AIM OF THE TASK: Copy out each line that includes the word "height".

— start —

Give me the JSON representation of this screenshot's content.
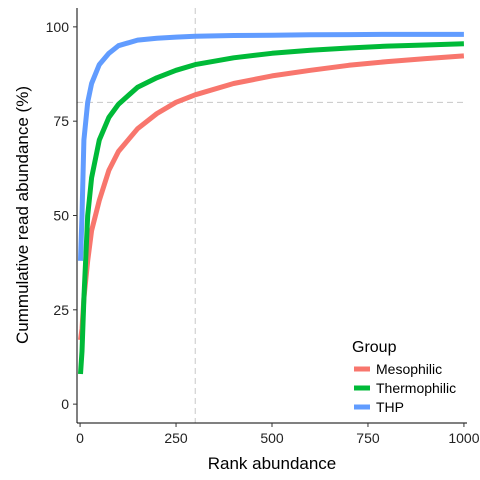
{
  "chart_data": {
    "type": "line",
    "xlabel": "Rank abundance",
    "ylabel": "Cummulative read abundance (%)",
    "xlim": [
      -8,
      1008
    ],
    "ylim": [
      -5,
      105
    ],
    "x_ticks": [
      0,
      250,
      500,
      750,
      1000
    ],
    "y_ticks": [
      0,
      25,
      50,
      75,
      100
    ],
    "x_tick_labels": [
      "0",
      "250",
      "500",
      "750",
      "1000"
    ],
    "y_tick_labels": [
      "0",
      "25",
      "50",
      "75",
      "100"
    ],
    "grid": false,
    "reference_lines": {
      "x": 300,
      "y": 80
    },
    "legend": {
      "title": "Group",
      "position": "bottom-right"
    },
    "series": [
      {
        "name": "Mesophilic",
        "color": "#F8766D",
        "x": [
          1,
          5,
          10,
          20,
          30,
          50,
          75,
          100,
          150,
          200,
          250,
          300,
          400,
          500,
          600,
          700,
          800,
          900,
          1000
        ],
        "y": [
          17,
          20,
          28,
          38,
          46,
          54,
          62,
          67,
          73,
          77,
          80,
          82,
          85,
          87,
          88.5,
          89.8,
          90.8,
          91.6,
          92.3
        ]
      },
      {
        "name": "Thermophilic",
        "color": "#00BA38",
        "x": [
          1,
          5,
          10,
          20,
          30,
          50,
          75,
          100,
          150,
          200,
          250,
          300,
          400,
          500,
          600,
          700,
          800,
          900,
          1000
        ],
        "y": [
          8,
          14,
          28,
          50,
          60,
          70,
          76,
          79.5,
          84,
          86.5,
          88.5,
          90,
          91.8,
          93,
          93.8,
          94.4,
          94.9,
          95.2,
          95.5
        ]
      },
      {
        "name": "THP",
        "color": "#619CFF",
        "x": [
          1,
          5,
          10,
          20,
          30,
          50,
          75,
          100,
          150,
          200,
          250,
          300,
          400,
          500,
          600,
          700,
          800,
          900,
          1000
        ],
        "y": [
          38,
          50,
          70,
          80,
          85,
          90,
          93,
          95,
          96.5,
          97,
          97.3,
          97.5,
          97.7,
          97.8,
          97.9,
          97.95,
          98,
          98,
          98
        ]
      }
    ]
  }
}
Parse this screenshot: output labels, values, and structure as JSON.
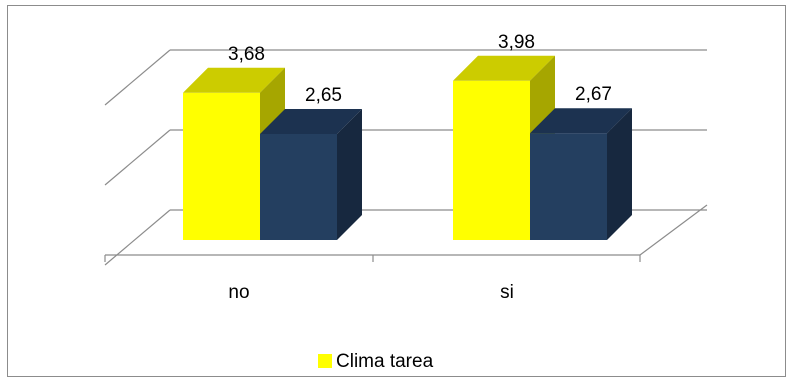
{
  "chart_data": {
    "type": "bar",
    "categories": [
      "no",
      "si"
    ],
    "series": [
      {
        "name": "Clima tarea",
        "values": [
          3.68,
          3.98
        ],
        "color": "#ffff00",
        "top_color": "#cccc00",
        "side_color": "#a6a600"
      },
      {
        "values": [
          2.65,
          2.67
        ],
        "color": "#243f60",
        "top_color": "#1c3250",
        "side_color": "#17283f"
      }
    ],
    "data_labels": [
      [
        "3,68",
        "3,98"
      ],
      [
        "2,65",
        "2,67"
      ]
    ],
    "ylim": [
      0,
      4
    ],
    "grid": true,
    "legend_position": "bottom"
  }
}
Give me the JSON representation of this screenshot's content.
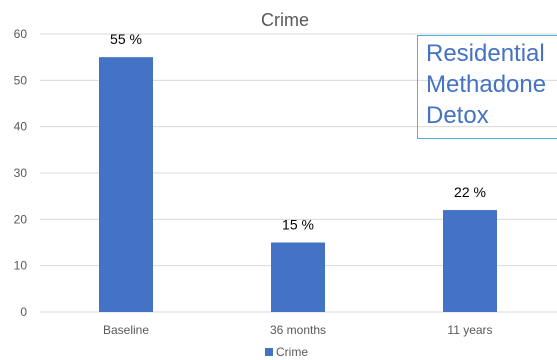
{
  "chart_data": {
    "type": "bar",
    "title": "Crime",
    "categories": [
      "Baseline",
      "36 months",
      "11 years"
    ],
    "series": [
      {
        "name": "Crime",
        "values": [
          55,
          15,
          22
        ]
      }
    ],
    "data_labels": [
      "55 %",
      "15 %",
      "22 %"
    ],
    "ylim": [
      0,
      60
    ],
    "yticks": [
      0,
      10,
      20,
      30,
      40,
      50,
      60
    ],
    "grid": true,
    "legend": "bottom",
    "xlabel": "",
    "ylabel": ""
  },
  "colors": {
    "bar": "#4472c4",
    "grid": "#d9d9d9",
    "axis_text": "#595959",
    "label_text": "#000000",
    "callout_text": "#4472c4",
    "callout_border": "#4fb3d9"
  },
  "callout": {
    "lines": [
      "Residential",
      "Methadone",
      "Detox"
    ]
  }
}
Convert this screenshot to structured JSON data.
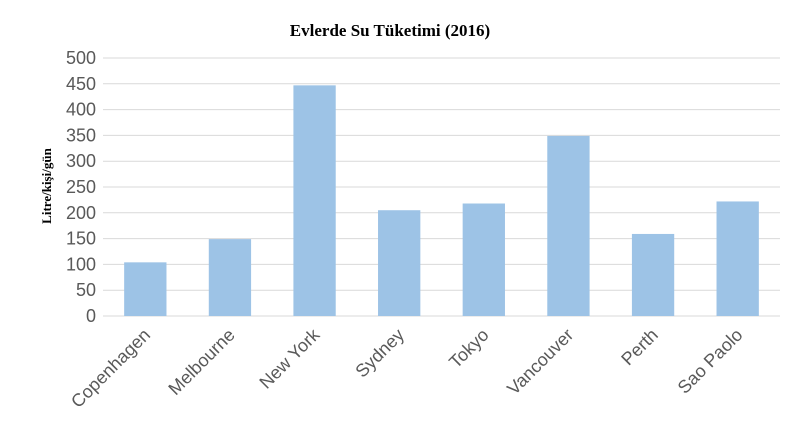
{
  "chart_data": {
    "type": "bar",
    "title": "Evlerde Su Tüketimi (2016)",
    "xlabel": "",
    "ylabel": "Litre/kişi/gün",
    "categories": [
      "Copenhagen",
      "Melbourne",
      "New York",
      "Sydney",
      "Tokyo",
      "Vancouver",
      "Perth",
      "Sao Paolo"
    ],
    "values": [
      104,
      149,
      447,
      205,
      218,
      349,
      159,
      222
    ],
    "ylim": [
      0,
      500
    ],
    "yticks": [
      0,
      50,
      100,
      150,
      200,
      250,
      300,
      350,
      400,
      450,
      500
    ],
    "grid": true,
    "legend": "none",
    "colors": {
      "bar": "#9dc3e6",
      "grid": "#d9d9d9",
      "tick_text": "#595959"
    }
  }
}
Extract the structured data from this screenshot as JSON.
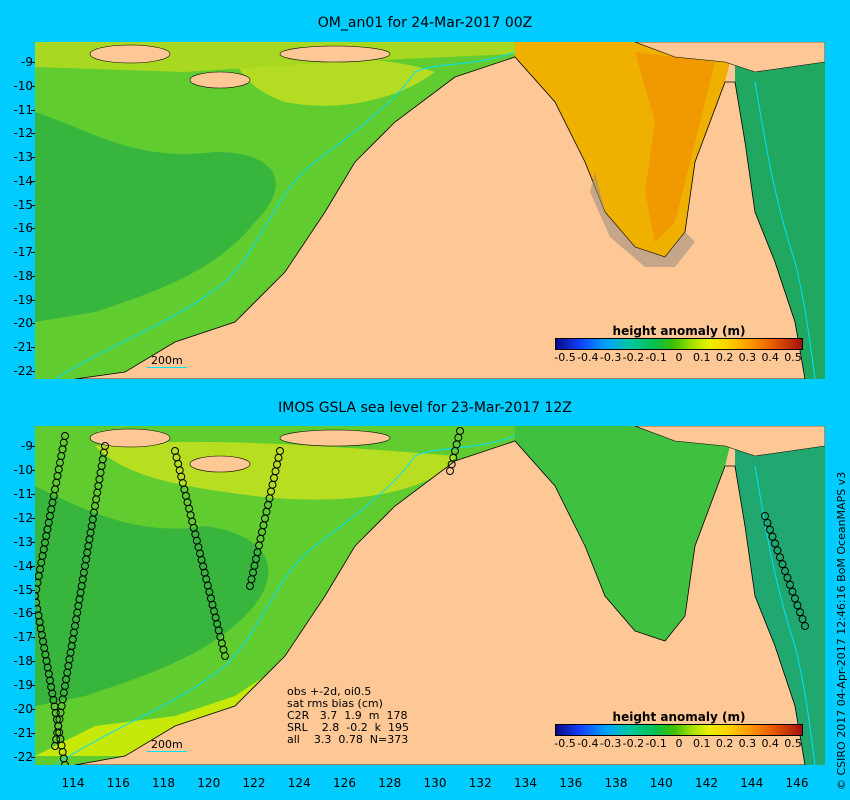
{
  "top_panel": {
    "title": "OM_an01 for 24-Mar-2017 00Z",
    "depth_label": "200m",
    "colorbar_title": "height anomaly (m)"
  },
  "bottom_panel": {
    "title": "IMOS GSLA sea level  for 23-Mar-2017 12Z",
    "depth_label": "200m",
    "colorbar_title": "height anomaly (m)",
    "stats": {
      "line1": "obs +-2d, oi0.5",
      "line2": "sat rms bias (cm)",
      "line3": "C2R   3.7  1.9  m  178",
      "line4": "SRL    2.8  -0.2  k  195",
      "line5": "all    3.3  0.78  N=373"
    }
  },
  "colorbar_ticks": [
    "-0.5",
    "-0.4",
    "-0.3",
    "-0.2",
    "-0.1",
    "0",
    "0.1",
    "0.2",
    "0.3",
    "0.4",
    "0.5"
  ],
  "lat_ticks": [
    "-9",
    "-10",
    "-11",
    "-12",
    "-13",
    "-14",
    "-15",
    "-16",
    "-17",
    "-18",
    "-19",
    "-20",
    "-21",
    "-22"
  ],
  "lon_ticks": [
    "114",
    "116",
    "118",
    "120",
    "122",
    "124",
    "126",
    "128",
    "130",
    "132",
    "134",
    "136",
    "138",
    "140",
    "142",
    "144",
    "146"
  ],
  "credit": "© CSIRO 2017  04-Apr-2017 12:46:16 BoM OceanMAPS v3",
  "colors": {
    "background": "#00ccff",
    "land": "#fdc896",
    "ocean_green": "#40c040",
    "anomaly_high": "#f0a000",
    "coastline": "#000000",
    "isobath": "#00e0ff"
  }
}
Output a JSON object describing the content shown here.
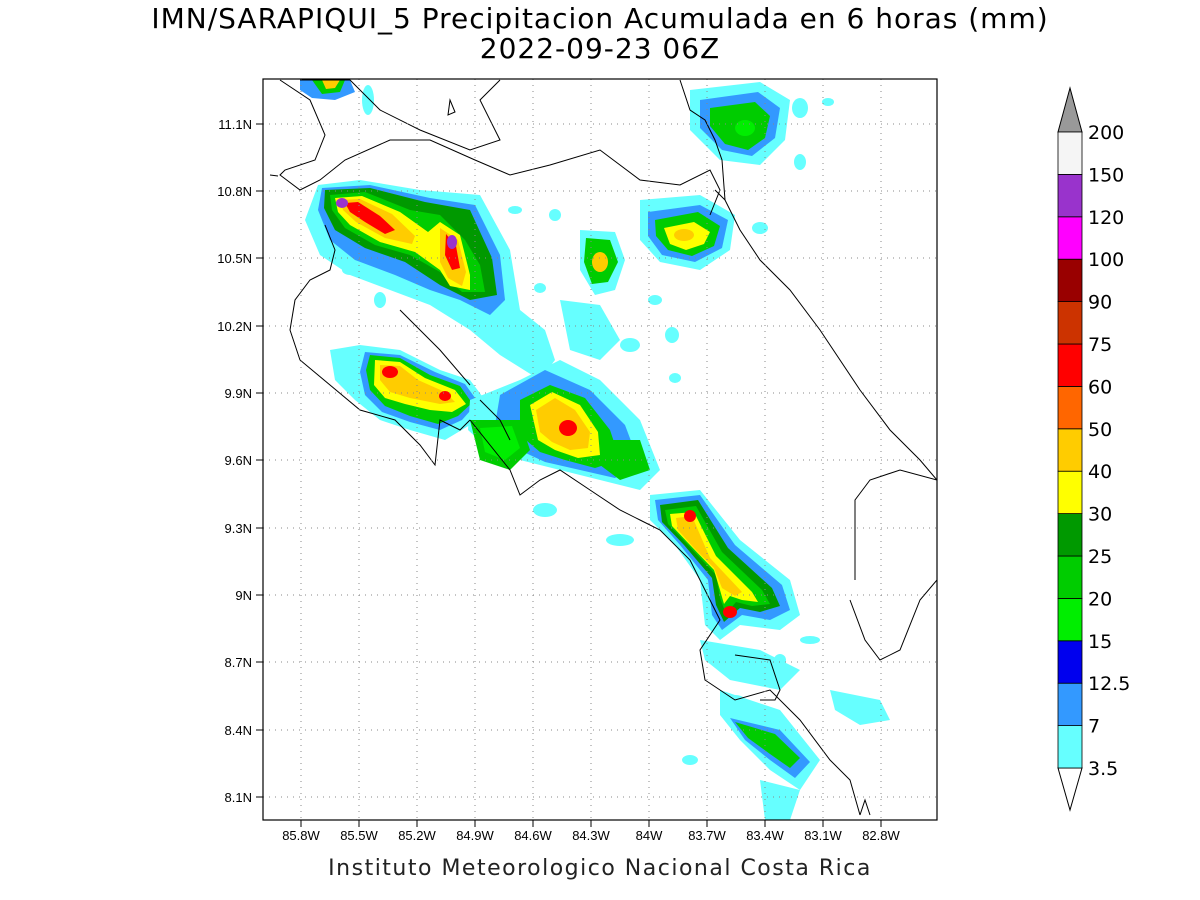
{
  "title_line1": "IMN/SARAPIQUI_5 Precipitacion Acumulada en 6 horas (mm)",
  "title_line2": "2022-09-23 06Z",
  "footer": "Instituto Meteorologico Nacional Costa Rica",
  "lat_labels": [
    "11.1N",
    "10.8N",
    "10.5N",
    "10.2N",
    "9.9N",
    "9.6N",
    "9.3N",
    "9N",
    "8.7N",
    "8.4N",
    "8.1N"
  ],
  "lon_labels": [
    "85.8W",
    "85.5W",
    "85.2W",
    "84.9W",
    "84.6W",
    "84.3W",
    "84W",
    "83.7W",
    "83.4W",
    "83.1W",
    "82.8W"
  ],
  "colorbar": [
    {
      "label": "3.5",
      "color": "#66ffff"
    },
    {
      "label": "7",
      "color": "#3399ff"
    },
    {
      "label": "12.5",
      "color": "#0000ee"
    },
    {
      "label": "15",
      "color": "#00ee00"
    },
    {
      "label": "20",
      "color": "#00cc00"
    },
    {
      "label": "25",
      "color": "#009900"
    },
    {
      "label": "30",
      "color": "#ffff00"
    },
    {
      "label": "40",
      "color": "#ffcc00"
    },
    {
      "label": "50",
      "color": "#ff6600"
    },
    {
      "label": "60",
      "color": "#ff0000"
    },
    {
      "label": "75",
      "color": "#cc3300"
    },
    {
      "label": "90",
      "color": "#990000"
    },
    {
      "label": "100",
      "color": "#ff00ff"
    },
    {
      "label": "120",
      "color": "#9933cc"
    },
    {
      "label": "150",
      "color": "#f5f5f5"
    },
    {
      "label": "200",
      "color": "#999999"
    }
  ]
}
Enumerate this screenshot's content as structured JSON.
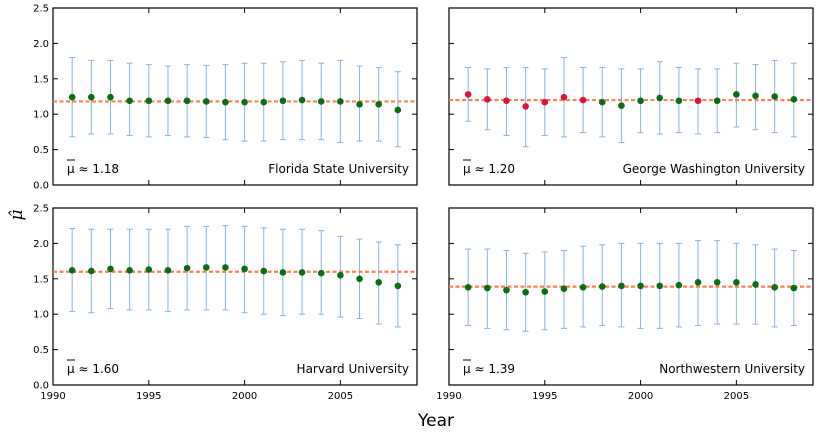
{
  "figure": {
    "xlabel": "Year",
    "ylabel": "μ̂",
    "colors": {
      "errorbar": "#8ab4dd",
      "marker_green": "#0a6e12",
      "marker_red": "#dc143c",
      "mean_line": "#ff7f50"
    }
  },
  "chart_data": [
    {
      "type": "scatter",
      "title": "Florida State University",
      "mean_label": "μ ≈ 1.18",
      "mean": 1.18,
      "xlim": [
        1990,
        2009
      ],
      "ylim": [
        0.0,
        2.5
      ],
      "xticks": [
        "1990",
        "1995",
        "2000",
        "2005"
      ],
      "yticks": [
        "0.0",
        "0.5",
        "1.0",
        "1.5",
        "2.0",
        "2.5"
      ],
      "x": [
        1991,
        1992,
        1993,
        1994,
        1995,
        1996,
        1997,
        1998,
        1999,
        2000,
        2001,
        2002,
        2003,
        2004,
        2005,
        2006,
        2007,
        2008
      ],
      "y": [
        1.24,
        1.24,
        1.24,
        1.19,
        1.19,
        1.19,
        1.19,
        1.18,
        1.17,
        1.17,
        1.17,
        1.19,
        1.2,
        1.18,
        1.18,
        1.14,
        1.14,
        1.06
      ],
      "yerr_low": [
        0.68,
        0.72,
        0.72,
        0.7,
        0.68,
        0.7,
        0.68,
        0.67,
        0.64,
        0.62,
        0.62,
        0.64,
        0.64,
        0.64,
        0.6,
        0.62,
        0.62,
        0.54
      ],
      "yerr_high": [
        1.8,
        1.76,
        1.76,
        1.72,
        1.7,
        1.68,
        1.7,
        1.69,
        1.7,
        1.72,
        1.72,
        1.74,
        1.76,
        1.72,
        1.76,
        1.68,
        1.66,
        1.6
      ],
      "highlight": [
        false,
        false,
        false,
        false,
        false,
        false,
        false,
        false,
        false,
        false,
        false,
        false,
        false,
        false,
        false,
        false,
        false,
        false
      ]
    },
    {
      "type": "scatter",
      "title": "George Washington University",
      "mean_label": "μ ≈ 1.20",
      "mean": 1.2,
      "xlim": [
        1990,
        2009
      ],
      "ylim": [
        0.0,
        2.5
      ],
      "xticks": [
        "1990",
        "1995",
        "2000",
        "2005"
      ],
      "yticks": [
        "0.0",
        "0.5",
        "1.0",
        "1.5",
        "2.0",
        "2.5"
      ],
      "x": [
        1991,
        1992,
        1993,
        1994,
        1995,
        1996,
        1997,
        1998,
        1999,
        2000,
        2001,
        2002,
        2003,
        2004,
        2005,
        2006,
        2007,
        2008
      ],
      "y": [
        1.28,
        1.21,
        1.19,
        1.11,
        1.17,
        1.24,
        1.2,
        1.17,
        1.12,
        1.19,
        1.23,
        1.19,
        1.19,
        1.19,
        1.28,
        1.26,
        1.25,
        1.21
      ],
      "yerr_low": [
        0.9,
        0.78,
        0.7,
        0.54,
        0.7,
        0.68,
        0.74,
        0.68,
        0.6,
        0.74,
        0.72,
        0.74,
        0.72,
        0.74,
        0.82,
        0.78,
        0.74,
        0.68
      ],
      "yerr_high": [
        1.66,
        1.64,
        1.66,
        1.66,
        1.64,
        1.8,
        1.66,
        1.66,
        1.64,
        1.64,
        1.74,
        1.66,
        1.64,
        1.64,
        1.72,
        1.7,
        1.76,
        1.72
      ],
      "highlight": [
        true,
        true,
        true,
        true,
        true,
        true,
        true,
        false,
        false,
        false,
        false,
        false,
        true,
        false,
        false,
        false,
        false,
        false
      ]
    },
    {
      "type": "scatter",
      "title": "Harvard University",
      "mean_label": "μ ≈ 1.60",
      "mean": 1.6,
      "xlim": [
        1990,
        2009
      ],
      "ylim": [
        0.0,
        2.5
      ],
      "xticks": [
        "1990",
        "1995",
        "2000",
        "2005"
      ],
      "yticks": [
        "0.0",
        "0.5",
        "1.0",
        "1.5",
        "2.0",
        "2.5"
      ],
      "x": [
        1991,
        1992,
        1993,
        1994,
        1995,
        1996,
        1997,
        1998,
        1999,
        2000,
        2001,
        2002,
        2003,
        2004,
        2005,
        2006,
        2007,
        2008
      ],
      "y": [
        1.62,
        1.61,
        1.64,
        1.62,
        1.63,
        1.62,
        1.65,
        1.66,
        1.66,
        1.64,
        1.61,
        1.59,
        1.59,
        1.58,
        1.55,
        1.5,
        1.45,
        1.4
      ],
      "yerr_low": [
        1.04,
        1.02,
        1.08,
        1.06,
        1.06,
        1.04,
        1.06,
        1.06,
        1.06,
        1.02,
        1.0,
        0.98,
        1.0,
        1.0,
        0.96,
        0.94,
        0.86,
        0.82
      ],
      "yerr_high": [
        2.21,
        2.2,
        2.2,
        2.2,
        2.2,
        2.2,
        2.24,
        2.24,
        2.25,
        2.24,
        2.22,
        2.2,
        2.2,
        2.18,
        2.1,
        2.06,
        2.02,
        1.98
      ],
      "highlight": [
        false,
        false,
        false,
        false,
        false,
        false,
        false,
        false,
        false,
        false,
        false,
        false,
        false,
        false,
        false,
        false,
        false,
        false
      ]
    },
    {
      "type": "scatter",
      "title": "Northwestern University",
      "mean_label": "μ ≈ 1.39",
      "mean": 1.39,
      "xlim": [
        1990,
        2009
      ],
      "ylim": [
        0.0,
        2.5
      ],
      "xticks": [
        "1990",
        "1995",
        "2000",
        "2005"
      ],
      "yticks": [
        "0.0",
        "0.5",
        "1.0",
        "1.5",
        "2.0",
        "2.5"
      ],
      "x": [
        1991,
        1992,
        1993,
        1994,
        1995,
        1996,
        1997,
        1998,
        1999,
        2000,
        2001,
        2002,
        2003,
        2004,
        2005,
        2006,
        2007,
        2008
      ],
      "y": [
        1.38,
        1.37,
        1.34,
        1.31,
        1.32,
        1.36,
        1.38,
        1.39,
        1.4,
        1.4,
        1.4,
        1.41,
        1.45,
        1.45,
        1.45,
        1.42,
        1.38,
        1.37
      ],
      "yerr_low": [
        0.84,
        0.8,
        0.78,
        0.76,
        0.78,
        0.8,
        0.82,
        0.84,
        0.82,
        0.8,
        0.8,
        0.82,
        0.84,
        0.86,
        0.86,
        0.86,
        0.82,
        0.84
      ],
      "yerr_high": [
        1.92,
        1.92,
        1.9,
        1.86,
        1.88,
        1.9,
        1.96,
        1.98,
        2.0,
        2.0,
        2.0,
        2.0,
        2.04,
        2.04,
        2.0,
        1.98,
        1.92,
        1.9
      ],
      "highlight": [
        false,
        false,
        false,
        false,
        false,
        false,
        false,
        false,
        false,
        false,
        false,
        false,
        false,
        false,
        false,
        false,
        false,
        false
      ]
    }
  ]
}
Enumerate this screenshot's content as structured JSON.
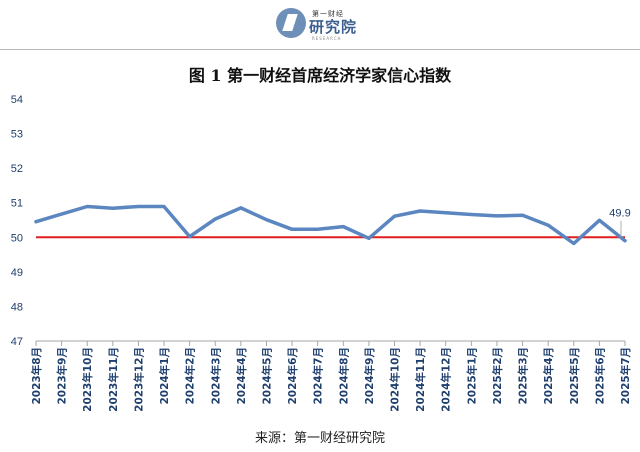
{
  "logo": {
    "small_text": "第一财经",
    "big_text": "研究院",
    "sub_text": "RESEARCH"
  },
  "chart_data": {
    "type": "line",
    "title": "图 1  第一财经首席经济学家信心指数",
    "categories": [
      "2023年8月",
      "2023年9月",
      "2023年10月",
      "2023年11月",
      "2023年12月",
      "2024年1月",
      "2024年2月",
      "2024年3月",
      "2024年4月",
      "2024年5月",
      "2024年6月",
      "2024年7月",
      "2024年8月",
      "2024年9月",
      "2024年10月",
      "2024年11月",
      "2024年12月",
      "2025年1月",
      "2025年2月",
      "2025年3月",
      "2025年4月",
      "2025年5月",
      "2025年6月",
      "2025年7月"
    ],
    "values": [
      50.45,
      50.67,
      50.89,
      50.84,
      50.89,
      50.89,
      50.02,
      50.53,
      50.85,
      50.51,
      50.23,
      50.23,
      50.31,
      49.97,
      50.61,
      50.76,
      50.71,
      50.66,
      50.62,
      50.64,
      50.35,
      49.82,
      50.49,
      49.9
    ],
    "reference_line": 50,
    "reference_color": "#e01e1e",
    "line_color": "#5b86c0",
    "ylim": [
      47,
      54
    ],
    "yticks": [
      "47",
      "48",
      "49",
      "50",
      "51",
      "52",
      "53",
      "54"
    ],
    "annotation": {
      "index": 23,
      "text": "49.9"
    },
    "grid": false
  },
  "source": "来源：第一财经研究院"
}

— end —

RESULT FOR THIS TASK:
    "colorbar_title": "height anomaly (m)"
    "colorbar_title": "height anomaly (m)",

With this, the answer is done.